GOAL OF THE EXERCISE ▸
Check each line of the data below for the word "screenshot", then extract the ones that have it.

(Stored entries)
================
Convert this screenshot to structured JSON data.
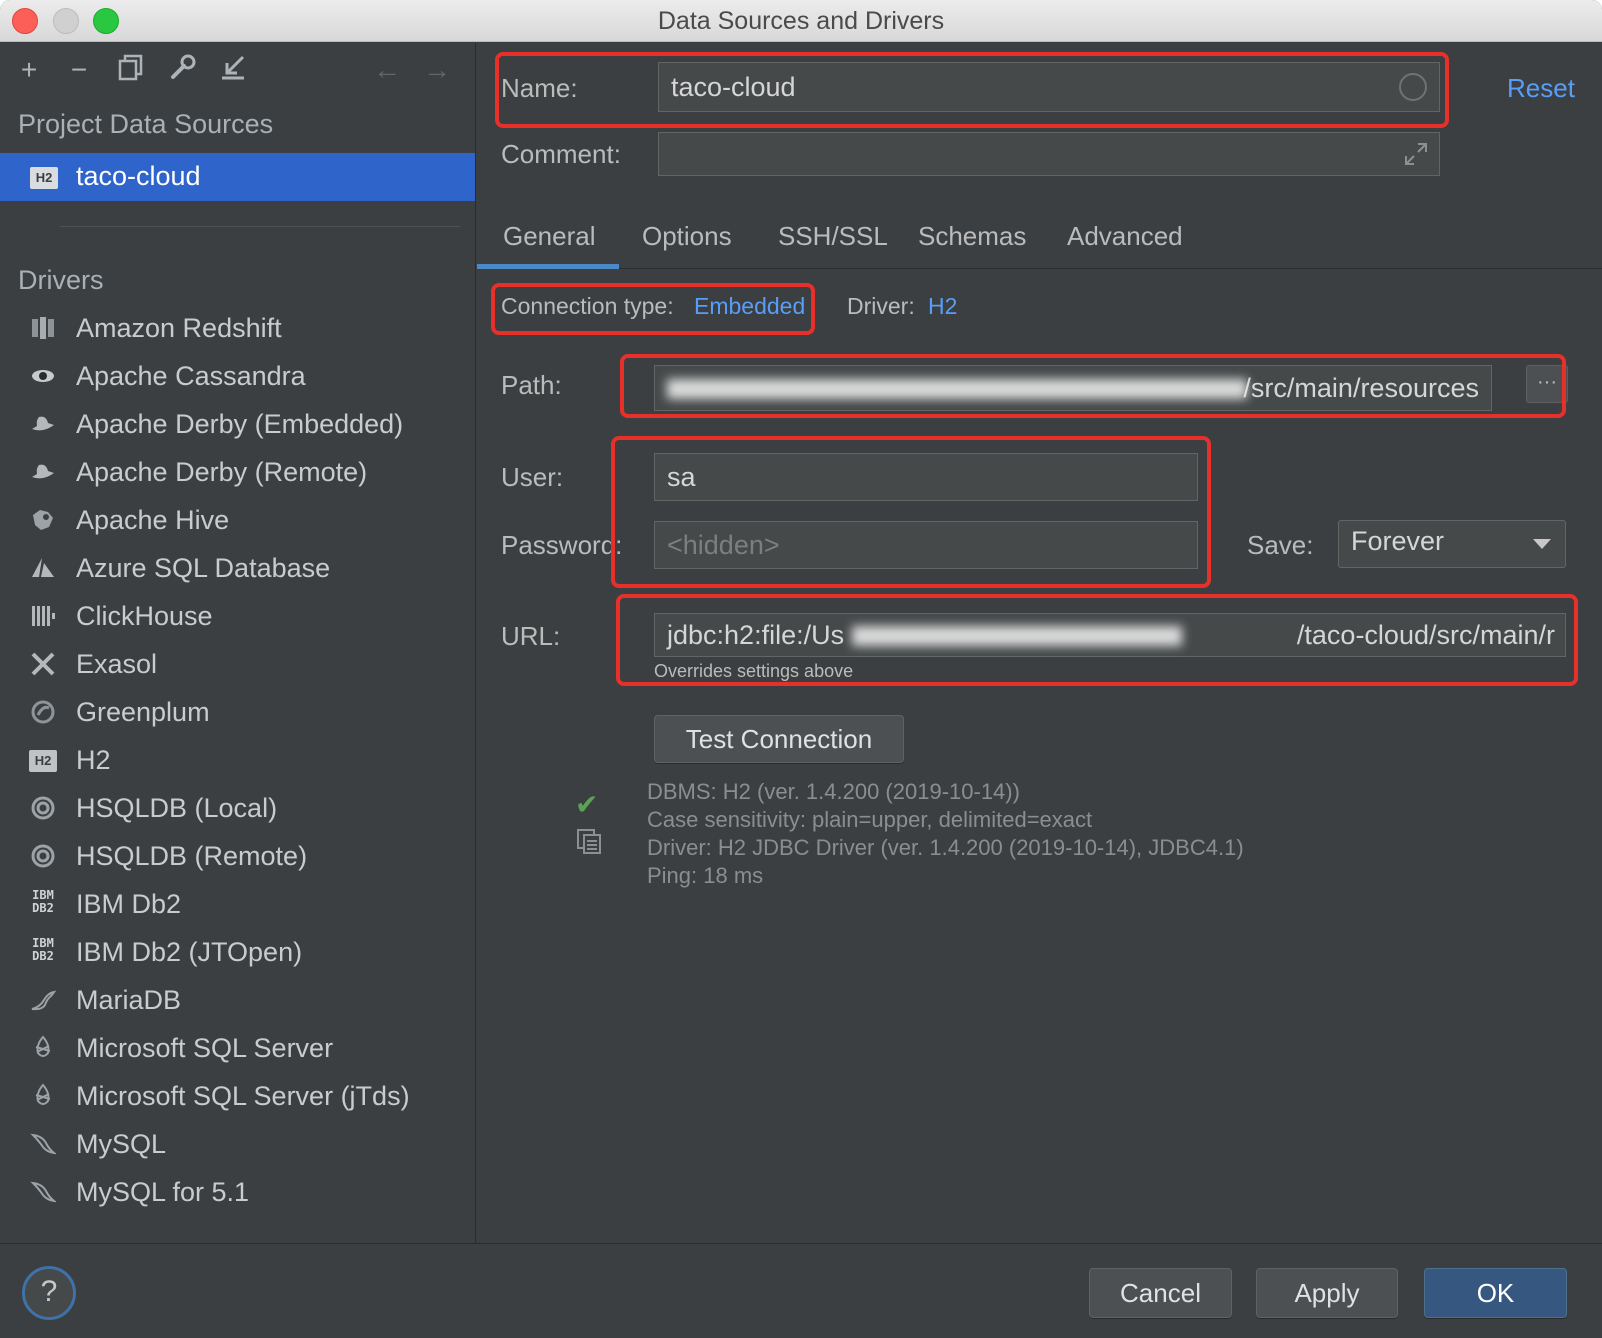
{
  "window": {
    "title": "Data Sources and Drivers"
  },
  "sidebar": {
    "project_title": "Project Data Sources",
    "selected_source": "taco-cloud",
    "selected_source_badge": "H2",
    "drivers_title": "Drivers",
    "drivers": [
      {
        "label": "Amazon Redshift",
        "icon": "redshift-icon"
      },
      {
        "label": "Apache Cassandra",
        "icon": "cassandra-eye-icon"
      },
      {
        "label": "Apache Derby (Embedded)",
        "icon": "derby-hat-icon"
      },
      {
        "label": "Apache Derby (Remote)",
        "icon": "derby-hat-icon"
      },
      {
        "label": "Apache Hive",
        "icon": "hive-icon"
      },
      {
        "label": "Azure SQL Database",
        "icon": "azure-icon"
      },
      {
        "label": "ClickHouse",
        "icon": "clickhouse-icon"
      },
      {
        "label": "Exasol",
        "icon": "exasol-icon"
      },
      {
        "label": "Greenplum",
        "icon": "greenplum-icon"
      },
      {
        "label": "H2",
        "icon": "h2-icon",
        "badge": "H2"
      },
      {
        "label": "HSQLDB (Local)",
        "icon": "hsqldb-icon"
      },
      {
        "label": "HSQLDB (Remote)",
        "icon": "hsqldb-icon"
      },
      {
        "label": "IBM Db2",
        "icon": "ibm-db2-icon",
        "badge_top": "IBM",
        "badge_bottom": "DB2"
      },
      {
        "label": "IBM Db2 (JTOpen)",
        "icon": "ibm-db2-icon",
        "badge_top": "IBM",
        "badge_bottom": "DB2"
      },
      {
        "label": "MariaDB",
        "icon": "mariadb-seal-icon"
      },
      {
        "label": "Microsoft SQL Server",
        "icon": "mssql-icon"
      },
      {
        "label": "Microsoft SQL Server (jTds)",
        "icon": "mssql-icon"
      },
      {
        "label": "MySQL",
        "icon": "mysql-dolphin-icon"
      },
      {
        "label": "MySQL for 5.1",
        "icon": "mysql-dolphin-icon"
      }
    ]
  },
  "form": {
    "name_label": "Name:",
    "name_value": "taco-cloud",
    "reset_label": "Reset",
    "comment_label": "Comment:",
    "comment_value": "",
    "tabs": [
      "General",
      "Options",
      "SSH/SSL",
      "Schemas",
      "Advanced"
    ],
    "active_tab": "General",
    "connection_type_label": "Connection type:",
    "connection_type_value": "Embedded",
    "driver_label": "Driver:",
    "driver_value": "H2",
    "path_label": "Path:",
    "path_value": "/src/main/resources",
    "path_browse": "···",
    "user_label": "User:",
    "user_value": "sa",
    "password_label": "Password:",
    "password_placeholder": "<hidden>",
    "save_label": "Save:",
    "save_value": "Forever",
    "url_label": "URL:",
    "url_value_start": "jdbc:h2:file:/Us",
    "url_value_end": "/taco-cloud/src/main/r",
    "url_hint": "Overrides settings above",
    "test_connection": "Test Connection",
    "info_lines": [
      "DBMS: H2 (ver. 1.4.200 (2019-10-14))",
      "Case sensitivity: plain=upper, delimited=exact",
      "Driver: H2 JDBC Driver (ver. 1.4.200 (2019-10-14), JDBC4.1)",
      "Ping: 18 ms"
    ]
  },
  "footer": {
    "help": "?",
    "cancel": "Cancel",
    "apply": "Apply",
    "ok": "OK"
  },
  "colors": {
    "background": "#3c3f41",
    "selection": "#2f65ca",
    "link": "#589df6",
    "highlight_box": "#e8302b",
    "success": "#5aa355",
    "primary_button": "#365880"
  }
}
================
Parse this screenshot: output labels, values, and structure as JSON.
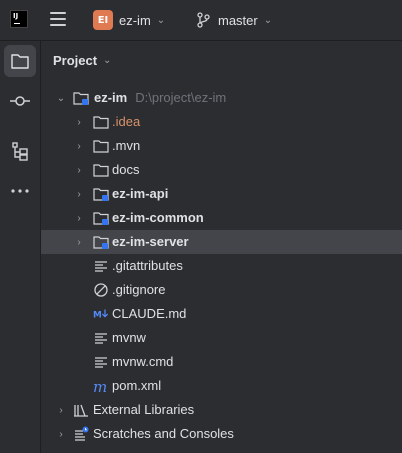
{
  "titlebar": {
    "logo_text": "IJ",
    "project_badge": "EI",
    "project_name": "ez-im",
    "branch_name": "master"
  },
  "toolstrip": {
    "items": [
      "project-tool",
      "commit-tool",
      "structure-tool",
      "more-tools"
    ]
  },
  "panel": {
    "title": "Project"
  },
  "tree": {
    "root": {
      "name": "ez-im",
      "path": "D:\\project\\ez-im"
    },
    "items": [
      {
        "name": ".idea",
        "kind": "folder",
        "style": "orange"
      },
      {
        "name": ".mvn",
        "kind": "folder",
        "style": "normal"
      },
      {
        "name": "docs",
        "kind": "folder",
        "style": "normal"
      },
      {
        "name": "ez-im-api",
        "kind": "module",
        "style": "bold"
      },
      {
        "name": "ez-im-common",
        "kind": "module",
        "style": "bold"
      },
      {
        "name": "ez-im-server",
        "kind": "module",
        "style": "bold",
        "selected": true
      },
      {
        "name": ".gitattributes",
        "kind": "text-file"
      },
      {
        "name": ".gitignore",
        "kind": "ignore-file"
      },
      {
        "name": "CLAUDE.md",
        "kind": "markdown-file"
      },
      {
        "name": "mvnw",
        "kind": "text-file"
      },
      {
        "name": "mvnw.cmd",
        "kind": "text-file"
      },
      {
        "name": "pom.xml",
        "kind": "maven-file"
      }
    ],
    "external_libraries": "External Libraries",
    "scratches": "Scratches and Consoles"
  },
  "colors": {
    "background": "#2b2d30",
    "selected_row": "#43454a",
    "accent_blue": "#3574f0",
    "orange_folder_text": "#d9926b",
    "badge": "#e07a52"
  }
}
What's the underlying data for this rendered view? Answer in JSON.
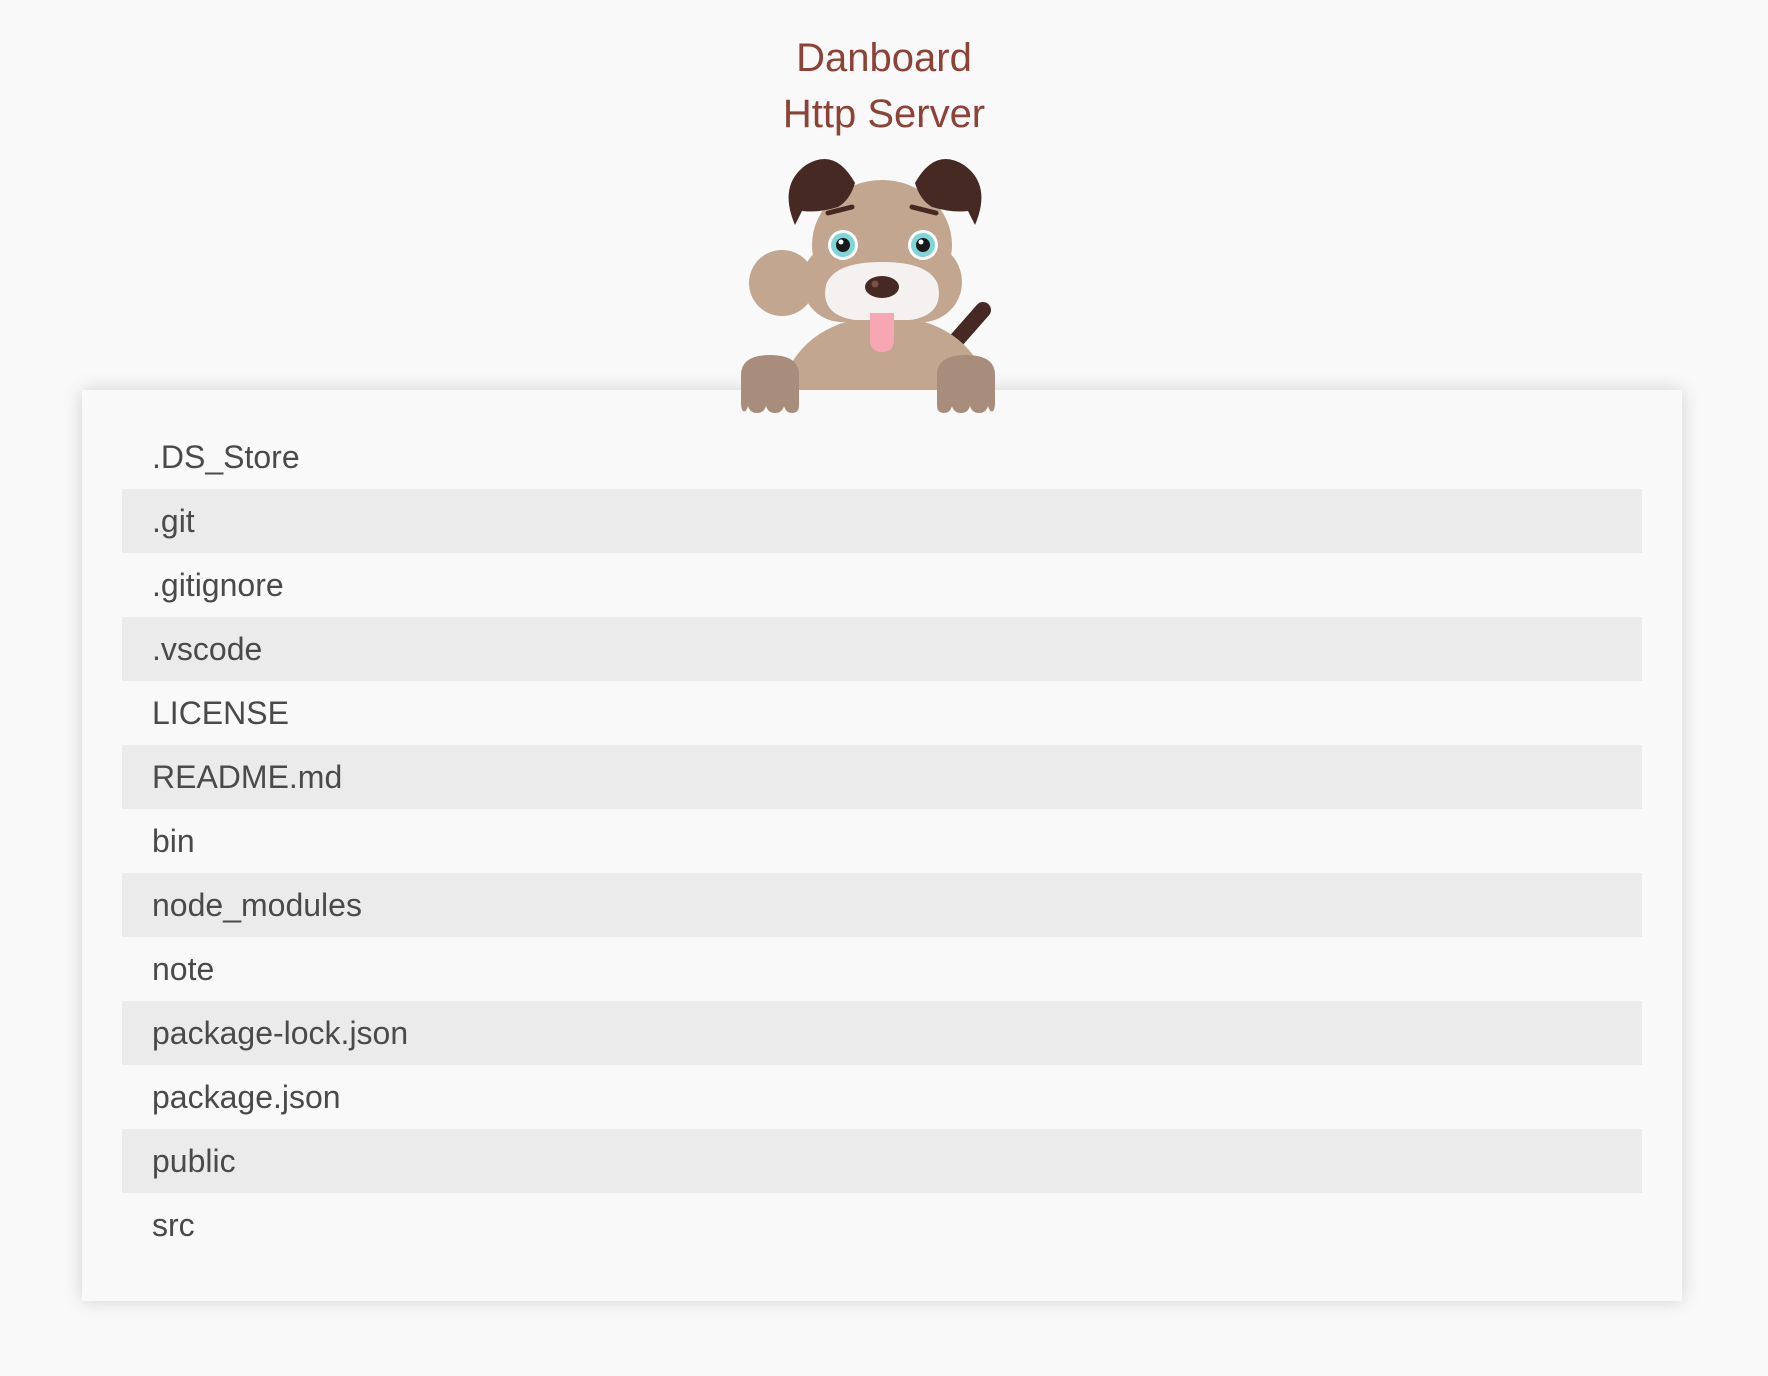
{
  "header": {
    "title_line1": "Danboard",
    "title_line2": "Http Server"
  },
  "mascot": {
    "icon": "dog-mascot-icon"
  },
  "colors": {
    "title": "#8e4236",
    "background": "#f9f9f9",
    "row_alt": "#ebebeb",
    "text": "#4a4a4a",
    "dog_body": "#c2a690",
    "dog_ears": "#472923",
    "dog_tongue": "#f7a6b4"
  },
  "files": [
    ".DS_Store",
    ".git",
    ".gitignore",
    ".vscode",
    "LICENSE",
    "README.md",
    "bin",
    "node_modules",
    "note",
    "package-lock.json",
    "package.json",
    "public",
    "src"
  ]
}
================
WRITTEN SOLUTION ▸
Convert this screenshot to structured JSON data.
Parse this screenshot: output labels, values, and structure as JSON.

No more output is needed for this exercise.